(Source data)

>> Start

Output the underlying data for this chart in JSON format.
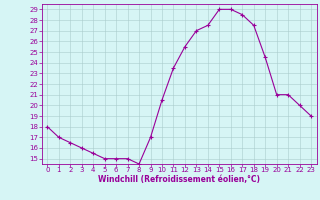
{
  "x": [
    0,
    1,
    2,
    3,
    4,
    5,
    6,
    7,
    8,
    9,
    10,
    11,
    12,
    13,
    14,
    15,
    16,
    17,
    18,
    19,
    20,
    21,
    22,
    23
  ],
  "y": [
    18,
    17,
    16.5,
    16,
    15.5,
    15,
    15,
    15,
    14.5,
    17,
    20.5,
    23.5,
    25.5,
    27,
    27.5,
    29,
    29,
    28.5,
    27.5,
    24.5,
    21,
    21,
    20,
    19
  ],
  "line_color": "#990099",
  "marker": "+",
  "markersize": 3,
  "linewidth": 0.8,
  "markeredgewidth": 0.8,
  "bg_color": "#d6f5f5",
  "grid_color": "#aacccc",
  "xlabel": "Windchill (Refroidissement éolien,°C)",
  "xlabel_color": "#990099",
  "tick_color": "#990099",
  "spine_color": "#990099",
  "yticks": [
    15,
    16,
    17,
    18,
    19,
    20,
    21,
    22,
    23,
    24,
    25,
    26,
    27,
    28,
    29
  ],
  "xticks": [
    0,
    1,
    2,
    3,
    4,
    5,
    6,
    7,
    8,
    9,
    10,
    11,
    12,
    13,
    14,
    15,
    16,
    17,
    18,
    19,
    20,
    21,
    22,
    23
  ],
  "ylim": [
    14.5,
    29.5
  ],
  "xlim": [
    -0.5,
    23.5
  ],
  "tick_fontsize": 5,
  "xlabel_fontsize": 5.5,
  "xlabel_fontweight": "bold"
}
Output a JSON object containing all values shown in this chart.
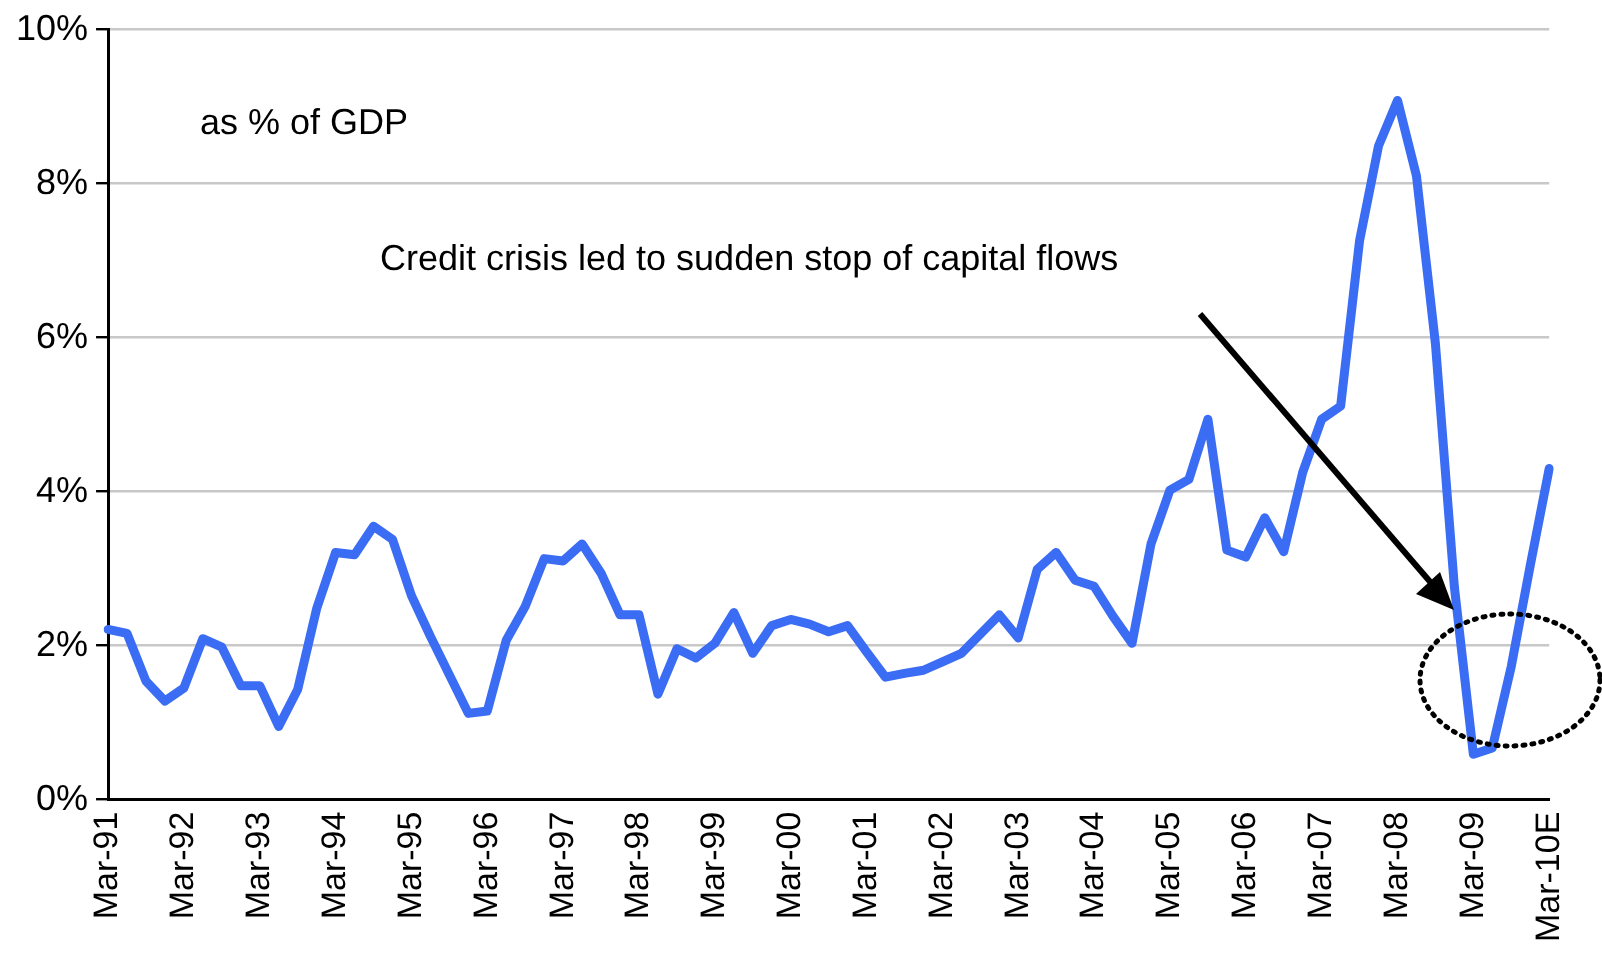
{
  "chart_data": {
    "type": "line",
    "categories": [
      "Mar-91",
      null,
      null,
      null,
      "Mar-92",
      null,
      null,
      null,
      "Mar-93",
      null,
      null,
      null,
      "Mar-94",
      null,
      null,
      null,
      "Mar-95",
      null,
      null,
      null,
      "Mar-96",
      null,
      null,
      null,
      "Mar-97",
      null,
      null,
      null,
      "Mar-98",
      null,
      null,
      null,
      "Mar-99",
      null,
      null,
      null,
      "Mar-00",
      null,
      null,
      null,
      "Mar-01",
      null,
      null,
      null,
      "Mar-02",
      null,
      null,
      null,
      "Mar-03",
      null,
      null,
      null,
      "Mar-04",
      null,
      null,
      null,
      "Mar-05",
      null,
      null,
      null,
      "Mar-06",
      null,
      null,
      null,
      "Mar-07",
      null,
      null,
      null,
      "Mar-08",
      null,
      null,
      null,
      "Mar-09",
      null,
      null,
      null,
      "Mar-10E"
    ],
    "series": [
      {
        "color": "#3a6cf4",
        "values": [
          2.21,
          2.16,
          1.54,
          1.28,
          1.45,
          2.09,
          1.98,
          1.48,
          1.48,
          0.95,
          1.43,
          2.48,
          3.21,
          3.18,
          3.55,
          3.38,
          2.65,
          2.12,
          1.62,
          1.12,
          1.15,
          2.07,
          2.51,
          3.13,
          3.1,
          3.32,
          2.94,
          2.4,
          2.4,
          1.37,
          1.96,
          1.84,
          2.03,
          2.43,
          1.9,
          2.26,
          2.34,
          2.28,
          2.18,
          2.26,
          1.92,
          1.59,
          1.64,
          1.68,
          1.79,
          1.9,
          2.15,
          2.4,
          2.1,
          2.99,
          3.21,
          2.85,
          2.77,
          2.38,
          2.03,
          3.32,
          4.02,
          4.16,
          4.94,
          3.24,
          3.15,
          3.66,
          3.22,
          4.25,
          4.94,
          5.11,
          7.26,
          8.49,
          9.08,
          8.1,
          5.92,
          2.76,
          0.59,
          0.67,
          1.73,
          3.04,
          4.3
        ]
      }
    ],
    "ylim": [
      0,
      10
    ],
    "yticks": [
      {
        "value": 0,
        "label": "0%"
      },
      {
        "value": 2,
        "label": "2%"
      },
      {
        "value": 4,
        "label": "4%"
      },
      {
        "value": 6,
        "label": "6%"
      },
      {
        "value": 8,
        "label": "8%"
      },
      {
        "value": 10,
        "label": "10%"
      }
    ],
    "grid": "y",
    "legend": false,
    "marker": "none",
    "line_style": "solid",
    "annotations": [
      "as % of GDP",
      "Credit crisis led to sudden stop of capital flows"
    ]
  }
}
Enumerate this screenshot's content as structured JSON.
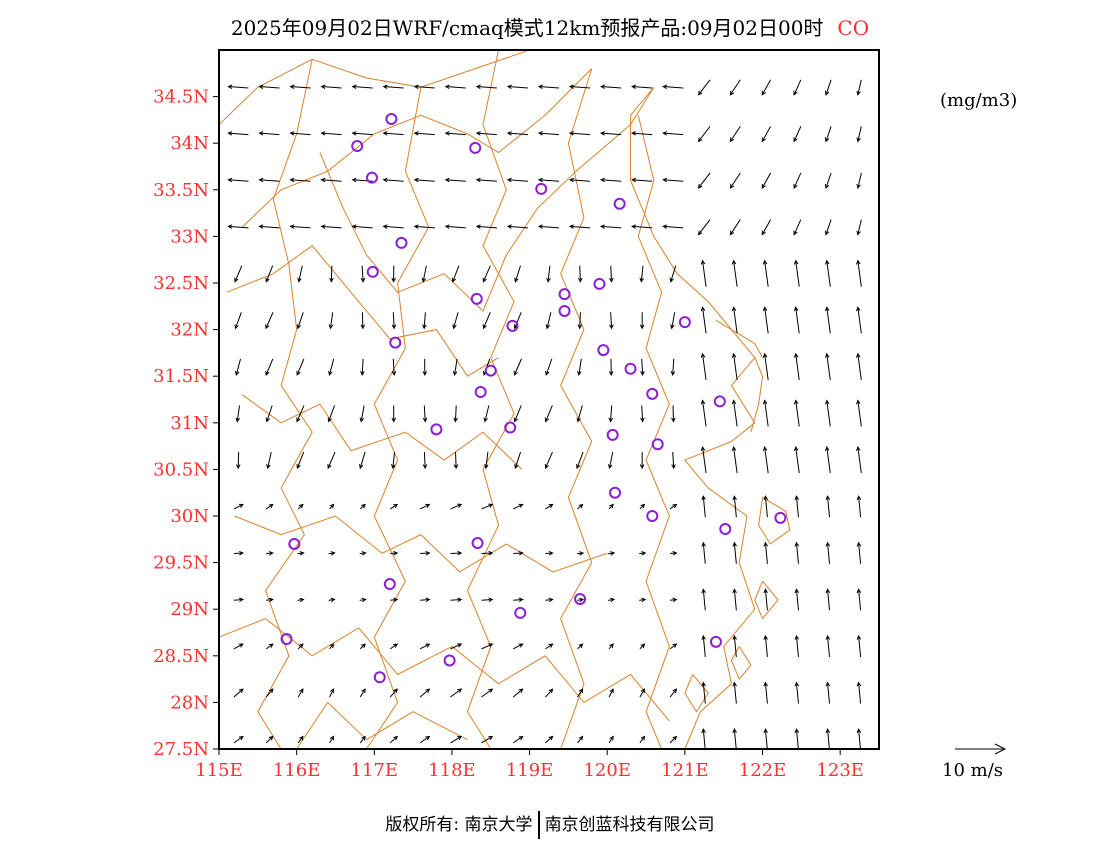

>> End

* **Work to complete**:
For each line above that contains the word "values", copy that line.

* **Full output**:
Output a JSON object containing all values shown in this chart.
        "values": [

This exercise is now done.